Record set:
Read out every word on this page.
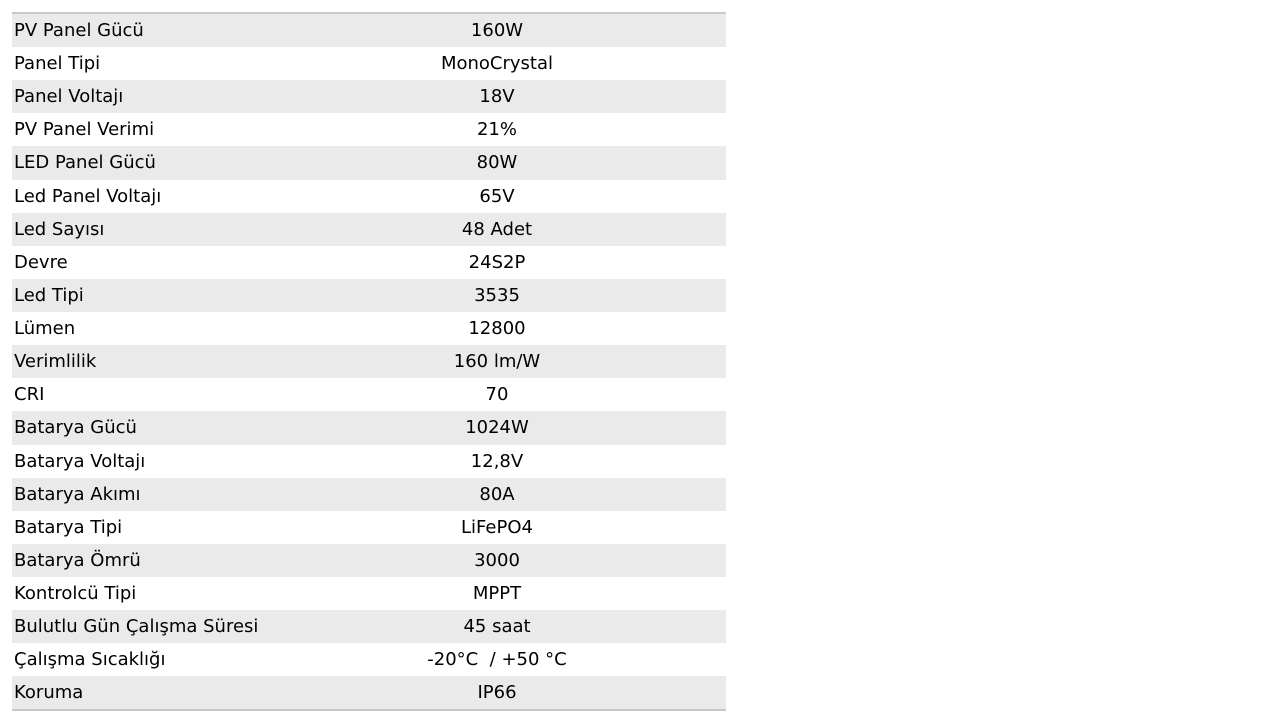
PV Panel Gücü	160W
Panel Tipi	MonoCrystal
Panel Voltajı	18V
PV Panel Verimi	21%
LED Panel Gücü	80W
Led Panel Voltajı	65V
Led Sayısı	48 Adet
Devre	24S2P
Led Tipi	3535
Lümen	12800
Verimlilik	160 lm/W
CRI	70
Batarya Gücü	1024W
Batarya Voltajı	12,8V
Batarya Akımı	80A
Batarya Tipi	LiFePO4
Batarya Ömrü	3000
Kontrolcü Tipi	MPPT
Bulutlu Gün Çalışma Süresi	45 saat
Çalışma Sıcaklığı	-20°C  / +50 °C
Koruma	IP66
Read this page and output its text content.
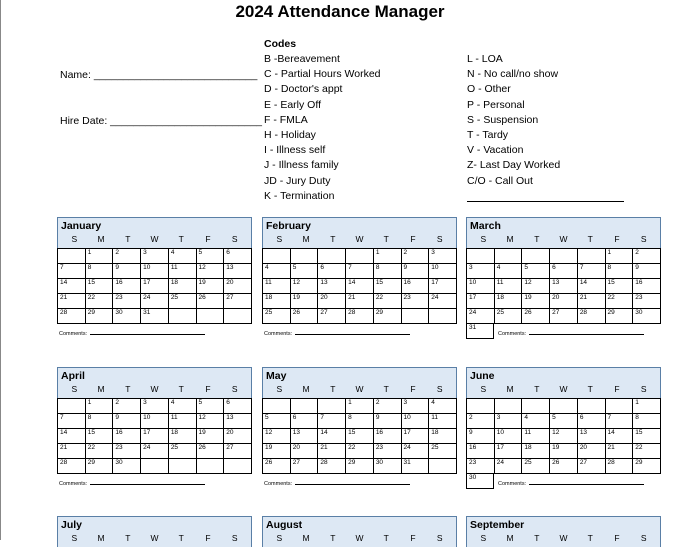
2024 Attendance Manager
Name: ____________________________
Hire Date: __________________________
Codes
B -Bereavement
C - Partial Hours Worked
D - Doctor's appt
E - Early Off
F - FMLA
H - Holiday
I - Illness self
J - Illness family
JD - Jury Duty
K - Termination
L - LOA
N - No call/no show
O - Other
P - Personal
S - Suspension
T - Tardy
V - Vacation
Z- Last Day Worked
C/O - Call Out
January
S	M	T	W	T	F	S
	1	2	3	4	5	6
7	8	9	10	11	12	13
14	15	16	17	18	19	20
21	22	23	24	25	26	27
28	29	30	31			
Comments:
February
S	M	T	W	T	F	S
				1	2	3
4	5	6	7	8	9	10
11	12	13	14	15	16	17
18	19	20	21	22	23	24
25	26	27	28	29		
Comments:
March
S	M	T	W	T	F	S
					1	2
3	4	5	6	7	8	9
10	11	12	13	14	15	16
17	18	19	20	21	22	23
24	25	26	27	28	29	30
31
Comments:
April
S	M	T	W	T	F	S
	1	2	3	4	5	6
7	8	9	10	11	12	13
14	15	16	17	18	19	20
21	22	23	24	25	26	27
28	29	30				
Comments:
May
S	M	T	W	T	F	S
			1	2	3	4
5	6	7	8	9	10	11
12	13	14	15	16	17	18
19	20	21	22	23	24	25
26	27	28	29	30	31	
Comments:
June
S	M	T	W	T	F	S
						1
2	3	4	5	6	7	8
9	10	11	12	13	14	15
16	17	18	19	20	21	22
23	24	25	26	27	28	29
30
Comments:
July
S	M	T	W	T	F	S
August
S	M	T	W	T	F	S
September
S	M	T	W	T	F	S
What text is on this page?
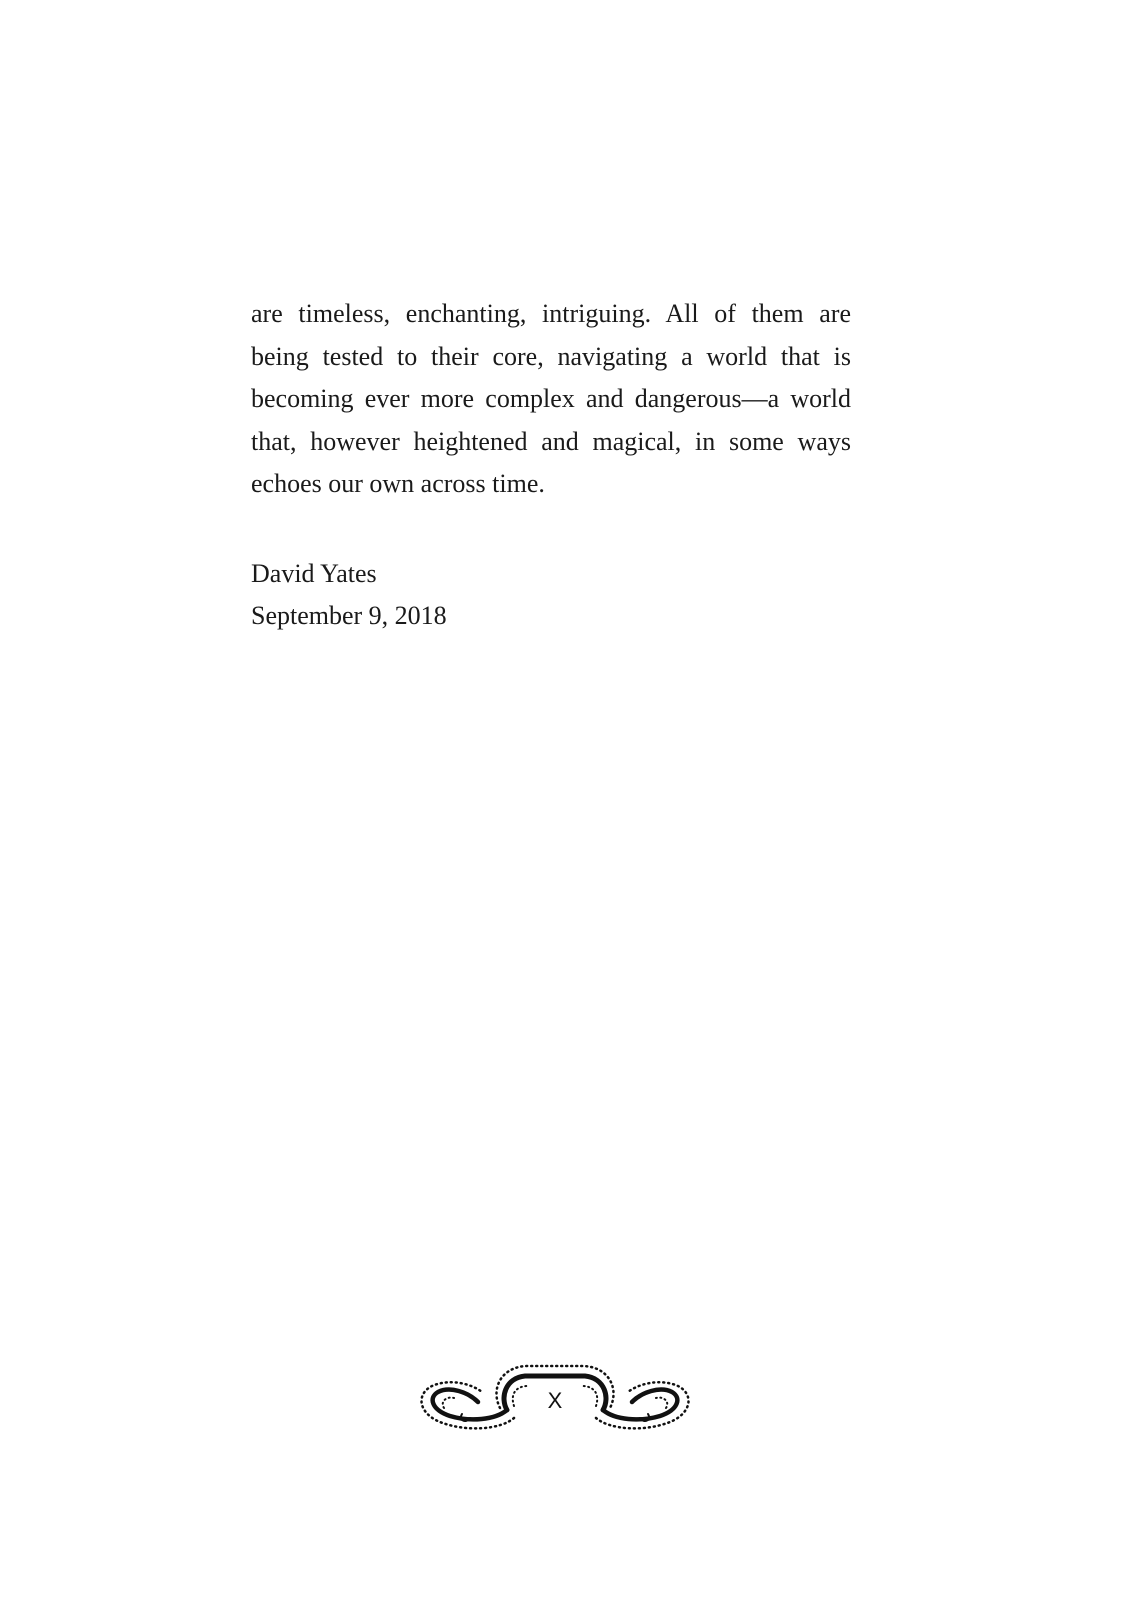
are timeless, enchanting, intriguing. All of them are
being tested to their core, navigating a world that is
becoming ever more complex and dangerous—a world
that, however heightened and magical, in some ways
echoes our own across time.
David Yates
September 9, 2018
X
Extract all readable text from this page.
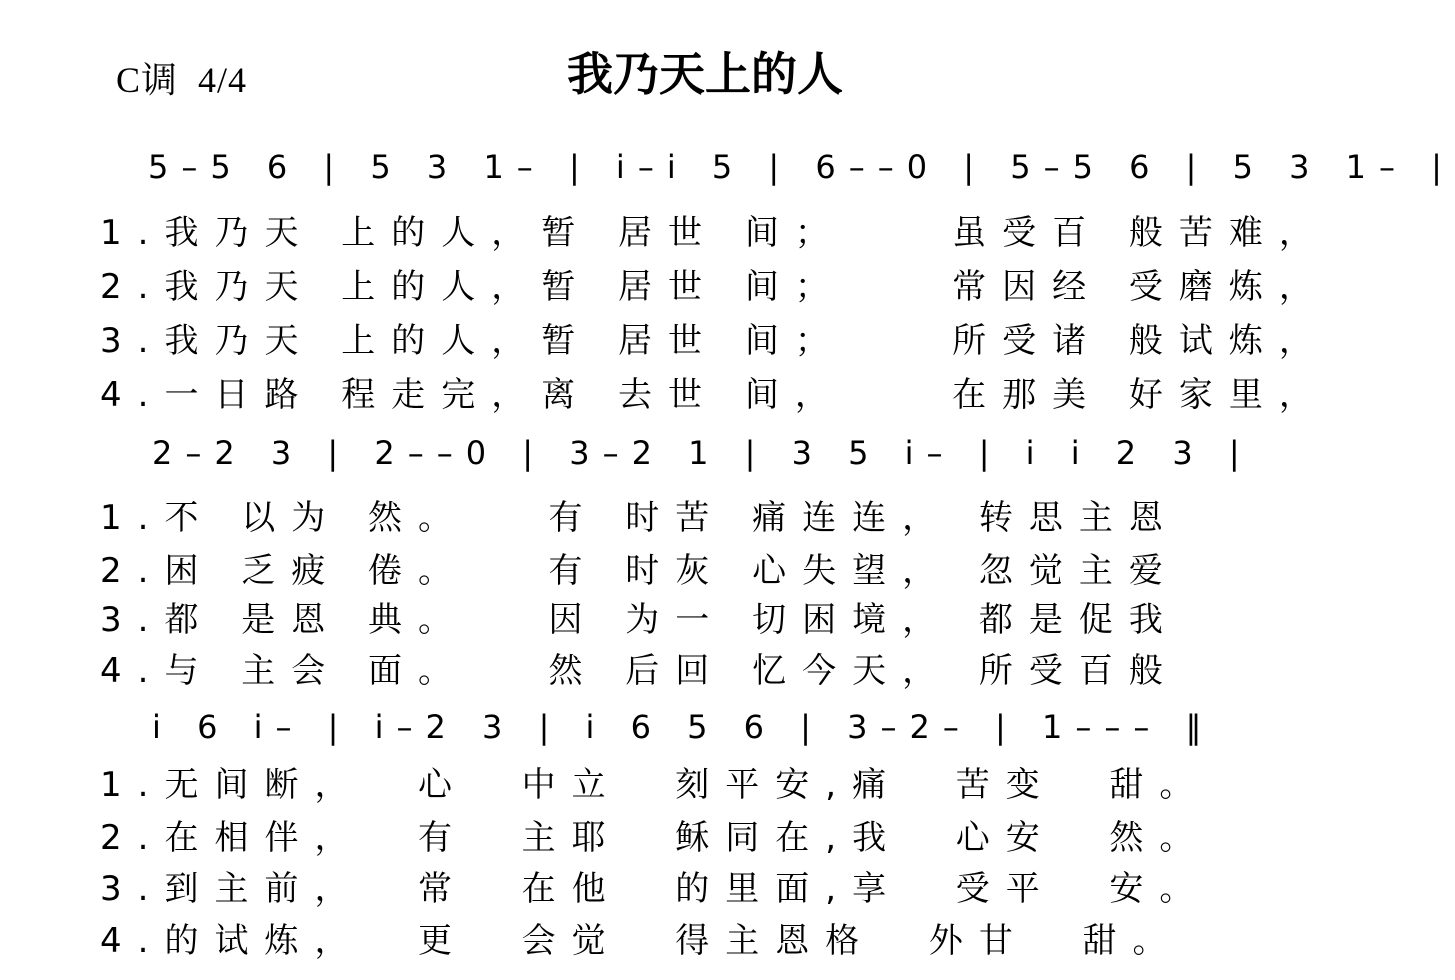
C调  4/4	我乃天上的人
5–5 6 | 5 3 1– | i–i 5 | 6––0 | 5–5 6 | 5 3 1– |
1.我乃天 上的人，暂 居世 间；    虽受百 般苦难，
2.我乃天 上的人，暂 居世 间；    常因经 受磨炼，
3.我乃天 上的人，暂 居世 间；    所受诸 般试炼，
4.一日路 程走完，离 去世 间，    在那美 好家里，
2–2 3 | 2––0 | 3–2 1 | 3 5 i– | i i 2 3 |
1.不 以为 然。   有 时苦 痛连连， 转思主恩
2.困 乏疲 倦。   有 时灰 心失望， 忽觉主爱
3.都 是恩 典。   因 为一 切困境， 都是促我
4.与 主会 面。   然 后回 忆今天， 所受百般
i 6 i– | i–2 3 | i 6 5 6 | 3–2– | 1––– ‖
1.无间断，  心  中立  刻平安,痛  苦变  甜。
2.在相伴，  有  主耶  稣同在,我  心安  然。
3.到主前，  常  在他  的里面,享  受平  安。
4.的试炼，  更  会觉  得主恩格  外甘  甜。
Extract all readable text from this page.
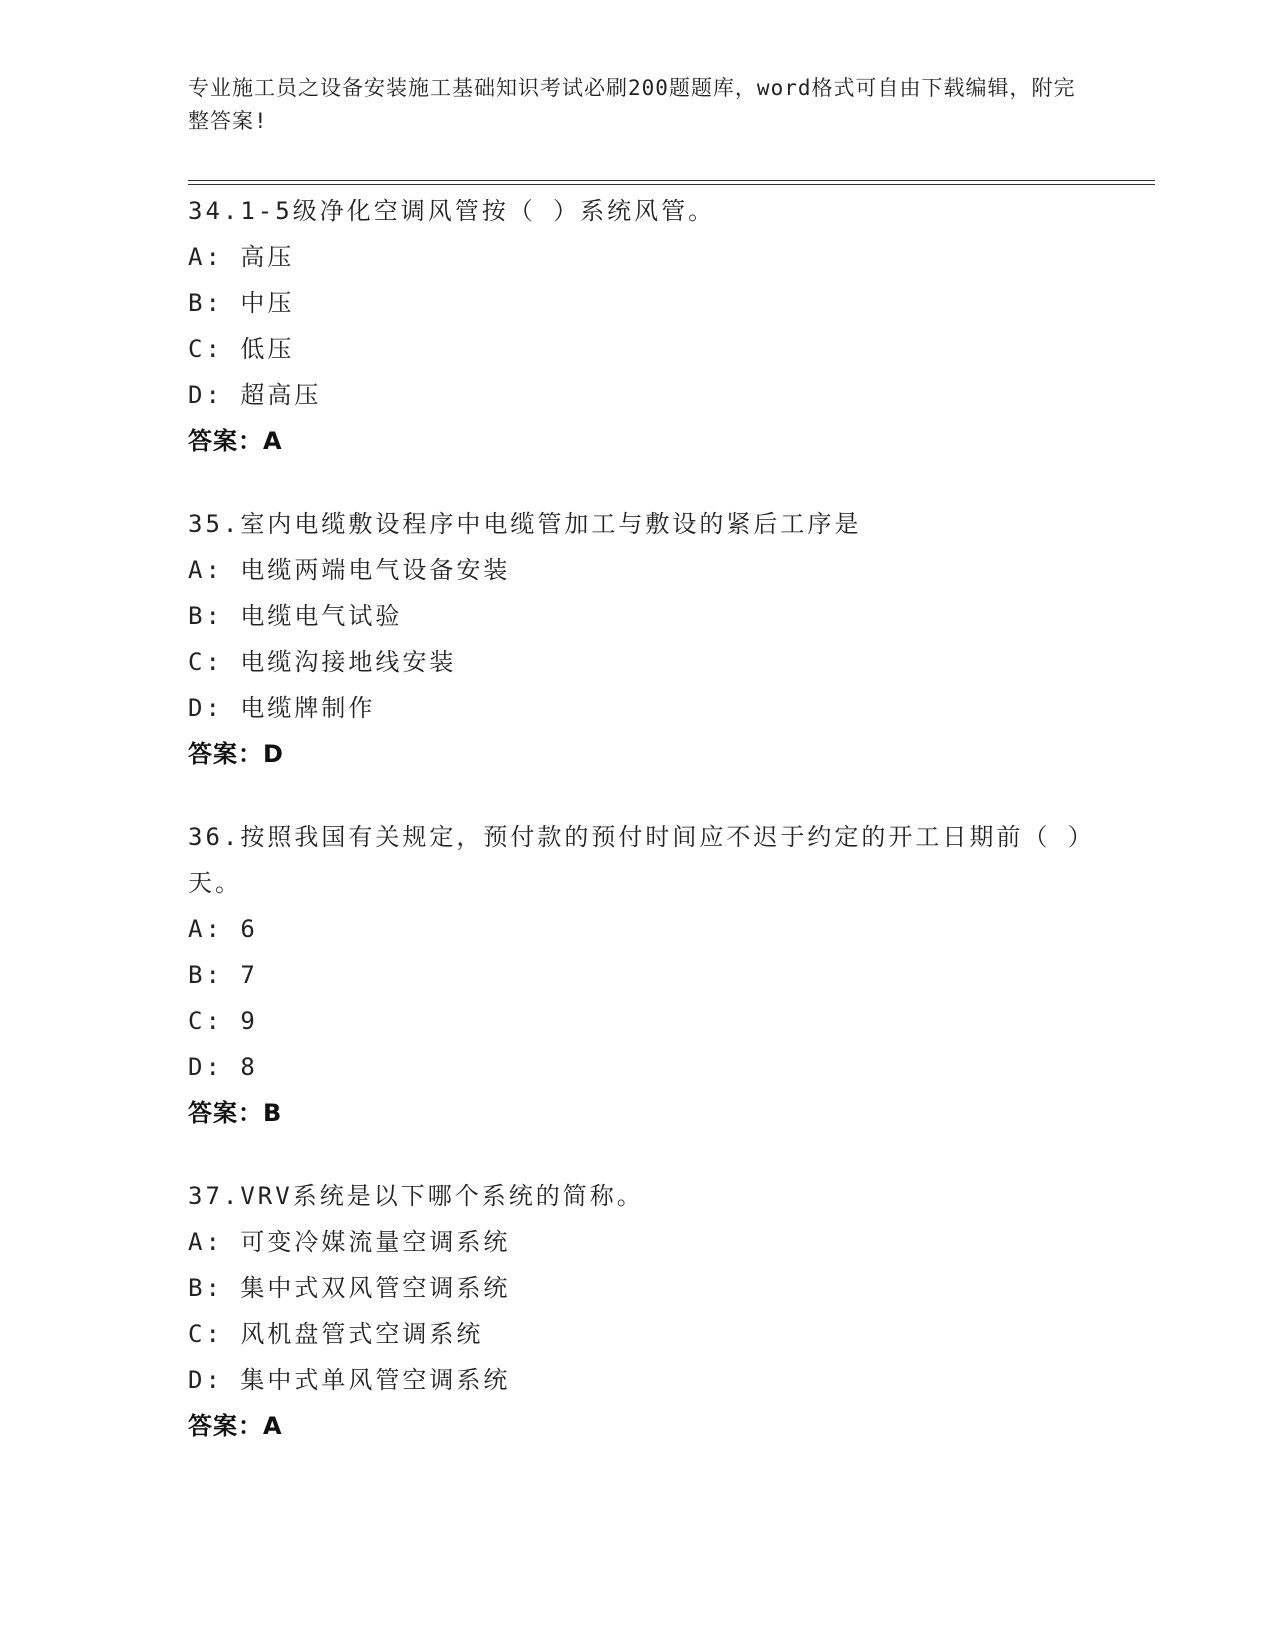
专业施工员之设备安装施工基础知识考试必刷200题题库，word格式可自由下载编辑，附完整答案!
34.1-5级净化空调风管按（ ）系统风管。
A: 高压
B: 中压
C: 低压
D: 超高压
答案：A
35.室内电缆敷设程序中电缆管加工与敷设的紧后工序是
A: 电缆两端电气设备安装
B: 电缆电气试验
C: 电缆沟接地线安装
D: 电缆牌制作
答案：D
36.按照我国有关规定，预付款的预付时间应不迟于约定的开工日期前（ ）天。
A: 6
B: 7
C: 9
D: 8
答案：B
37.VRV系统是以下哪个系统的简称。
A: 可变冷媒流量空调系统
B: 集中式双风管空调系统
C: 风机盘管式空调系统
D: 集中式单风管空调系统
答案：A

Written request: Reproduce the listing above exactly, excluding all pictures.

Complete response:
Read out every word on this page.
PV Panel Gücü	160W
Panel Tipi	MonoCrystal
Panel Voltajı	18V
PV Panel Verimi	21%
LED Panel Gücü	80W
Led Panel Voltajı	65V
Led Sayısı	48 Adet
Devre	24S2P
Led Tipi	3535
Lümen	12800
Verimlilik	160 lm/W
CRI	70
Batarya Gücü	1024W
Batarya Voltajı	12,8V
Batarya Akımı	80A
Batarya Tipi	LiFePO4
Batarya Ömrü	3000
Kontrolcü Tipi	MPPT
Bulutlu Gün Çalışma Süresi	45 saat
Çalışma Sıcaklığı	-20°C  / +50 °C
Koruma	IP66
Read this page and output its text content.
2024 Attendance Manager
Name: ____________________________
Hire Date: __________________________
Codes
B -Bereavement
C - Partial Hours Worked
D - Doctor's appt
E - Early Off
F - FMLA
H - Holiday
I - Illness self
J - Illness family
JD - Jury Duty
K - Termination
L - LOA
N - No call/no show
O - Other
P - Personal
S - Suspension
T - Tardy
V - Vacation
Z- Last Day Worked
C/O - Call Out
January
S	M	T	W	T	F	S
	1	2	3	4	5	6
7	8	9	10	11	12	13
14	15	16	17	18	19	20
21	22	23	24	25	26	27
28	29	30	31			
Comments:
February
S	M	T	W	T	F	S
				1	2	3
4	5	6	7	8	9	10
11	12	13	14	15	16	17
18	19	20	21	22	23	24
25	26	27	28	29		
Comments:
March
S	M	T	W	T	F	S
					1	2
3	4	5	6	7	8	9
10	11	12	13	14	15	16
17	18	19	20	21	22	23
24	25	26	27	28	29	30
31
Comments:
April
S	M	T	W	T	F	S
	1	2	3	4	5	6
7	8	9	10	11	12	13
14	15	16	17	18	19	20
21	22	23	24	25	26	27
28	29	30				
Comments:
May
S	M	T	W	T	F	S
			1	2	3	4
5	6	7	8	9	10	11
12	13	14	15	16	17	18
19	20	21	22	23	24	25
26	27	28	29	30	31	
Comments:
June
S	M	T	W	T	F	S
						1
2	3	4	5	6	7	8
9	10	11	12	13	14	15
16	17	18	19	20	21	22
23	24	25	26	27	28	29
30
Comments:
July
S	M	T	W	T	F	S
August
S	M	T	W	T	F	S
September
S	M	T	W	T	F	S
What text is on this page?
are timeless, enchanting, intriguing. All of them are
being tested to their core, navigating a world that is
becoming ever more complex and dangerous—a world
that, however heightened and magical, in some ways
echoes our own across time.
David Yates
September 9, 2018
X
Extract all readable text from this page.
C调  4/4	我乃天上的人
5–5 6 | 5 3 1– | i–i 5 | 6––0 | 5–5 6 | 5 3 1– |
1.我乃天 上的人，暂 居世 间；    虽受百 般苦难，
2.我乃天 上的人，暂 居世 间；    常因经 受磨炼，
3.我乃天 上的人，暂 居世 间；    所受诸 般试炼，
4.一日路 程走完，离 去世 间，    在那美 好家里，
2–2 3 | 2––0 | 3–2 1 | 3 5 i– | i i 2 3 |
1.不 以为 然。   有 时苦 痛连连， 转思主恩
2.困 乏疲 倦。   有 时灰 心失望， 忽觉主爱
3.都 是恩 典。   因 为一 切困境， 都是促我
4.与 主会 面。   然 后回 忆今天， 所受百般
i 6 i– | i–2 3 | i 6 5 6 | 3–2– | 1––– ‖
1.无间断，  心  中立  刻平安,痛  苦变  甜。
2.在相伴，  有  主耶  稣同在,我  心安  然。
3.到主前，  常  在他  的里面,享  受平  安。
4.的试炼，  更  会觉  得主恩格  外甘  甜。
Extract all readable text from this page.
专业施工员之设备安装施工基础知识考试必刷200题题库，word格式可自由下载编辑，附完整答案!
34.1-5级净化空调风管按（ ）系统风管。
A: 高压
B: 中压
C: 低压
D: 超高压
答案：A
35.室内电缆敷设程序中电缆管加工与敷设的紧后工序是
A: 电缆两端电气设备安装
B: 电缆电气试验
C: 电缆沟接地线安装
D: 电缆牌制作
答案：D
36.按照我国有关规定，预付款的预付时间应不迟于约定的开工日期前（ ）天。
A: 6
B: 7
C: 9
D: 8
答案：B
37.VRV系统是以下哪个系统的简称。
A: 可变冷媒流量空调系统
B: 集中式双风管空调系统
C: 风机盘管式空调系统
D: 集中式单风管空调系统
答案：A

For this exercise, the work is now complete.